### DATASET ROWS
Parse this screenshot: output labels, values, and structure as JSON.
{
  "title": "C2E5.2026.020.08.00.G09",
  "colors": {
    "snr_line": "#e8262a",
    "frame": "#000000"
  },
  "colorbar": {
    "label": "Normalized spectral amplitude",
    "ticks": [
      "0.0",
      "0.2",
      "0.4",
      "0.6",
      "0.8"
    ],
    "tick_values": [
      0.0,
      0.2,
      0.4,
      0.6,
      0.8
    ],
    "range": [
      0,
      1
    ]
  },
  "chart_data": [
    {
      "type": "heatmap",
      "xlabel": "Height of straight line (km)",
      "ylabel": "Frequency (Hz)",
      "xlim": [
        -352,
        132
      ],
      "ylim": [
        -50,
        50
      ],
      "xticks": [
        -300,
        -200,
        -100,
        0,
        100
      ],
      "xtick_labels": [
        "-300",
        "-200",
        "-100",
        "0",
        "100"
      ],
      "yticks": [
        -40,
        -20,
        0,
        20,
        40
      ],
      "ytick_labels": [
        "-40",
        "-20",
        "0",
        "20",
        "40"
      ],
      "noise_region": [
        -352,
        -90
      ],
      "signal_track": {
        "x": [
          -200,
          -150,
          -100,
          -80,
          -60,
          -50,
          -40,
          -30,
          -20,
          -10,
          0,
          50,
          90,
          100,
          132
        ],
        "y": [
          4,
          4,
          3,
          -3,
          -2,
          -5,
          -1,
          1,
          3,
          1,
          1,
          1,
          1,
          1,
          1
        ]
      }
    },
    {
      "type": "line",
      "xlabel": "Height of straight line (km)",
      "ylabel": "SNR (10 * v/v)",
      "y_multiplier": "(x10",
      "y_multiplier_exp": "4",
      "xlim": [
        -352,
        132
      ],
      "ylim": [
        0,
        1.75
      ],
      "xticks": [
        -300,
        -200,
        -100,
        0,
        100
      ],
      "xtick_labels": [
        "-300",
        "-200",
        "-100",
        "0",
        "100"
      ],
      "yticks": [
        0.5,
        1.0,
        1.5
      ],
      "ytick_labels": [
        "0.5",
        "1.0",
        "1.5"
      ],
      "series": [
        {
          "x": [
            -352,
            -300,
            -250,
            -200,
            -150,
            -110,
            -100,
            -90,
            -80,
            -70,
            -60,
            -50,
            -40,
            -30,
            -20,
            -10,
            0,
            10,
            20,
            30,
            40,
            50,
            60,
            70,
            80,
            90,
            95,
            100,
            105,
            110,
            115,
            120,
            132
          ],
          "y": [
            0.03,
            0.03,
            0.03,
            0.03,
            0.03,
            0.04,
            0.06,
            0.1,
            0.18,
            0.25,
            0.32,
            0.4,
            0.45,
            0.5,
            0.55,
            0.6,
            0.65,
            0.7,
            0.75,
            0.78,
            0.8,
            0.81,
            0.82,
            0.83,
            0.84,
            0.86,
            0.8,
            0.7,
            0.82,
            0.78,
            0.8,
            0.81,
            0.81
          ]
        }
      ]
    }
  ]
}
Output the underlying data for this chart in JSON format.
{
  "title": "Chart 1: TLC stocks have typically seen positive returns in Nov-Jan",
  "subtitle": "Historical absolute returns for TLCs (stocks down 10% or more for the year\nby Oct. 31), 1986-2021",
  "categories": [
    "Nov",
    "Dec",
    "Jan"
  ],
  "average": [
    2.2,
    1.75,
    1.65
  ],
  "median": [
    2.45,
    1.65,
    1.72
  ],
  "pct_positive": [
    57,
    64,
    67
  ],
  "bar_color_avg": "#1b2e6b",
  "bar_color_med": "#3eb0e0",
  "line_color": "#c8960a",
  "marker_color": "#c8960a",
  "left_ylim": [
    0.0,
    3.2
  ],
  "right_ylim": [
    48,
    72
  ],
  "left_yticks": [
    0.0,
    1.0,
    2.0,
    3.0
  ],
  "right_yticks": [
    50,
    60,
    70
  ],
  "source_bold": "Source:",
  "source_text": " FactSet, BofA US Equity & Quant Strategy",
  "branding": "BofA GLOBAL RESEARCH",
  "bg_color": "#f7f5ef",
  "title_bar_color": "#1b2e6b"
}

### PROBLEM REQUIREMENTS
Show each line in the entries that holds the string "ylabel".

### SOLUTION TO THIS PROBLEM
      "ylabel": "Frequency (Hz)",
      "ylabel": "SNR (10 * v/v)",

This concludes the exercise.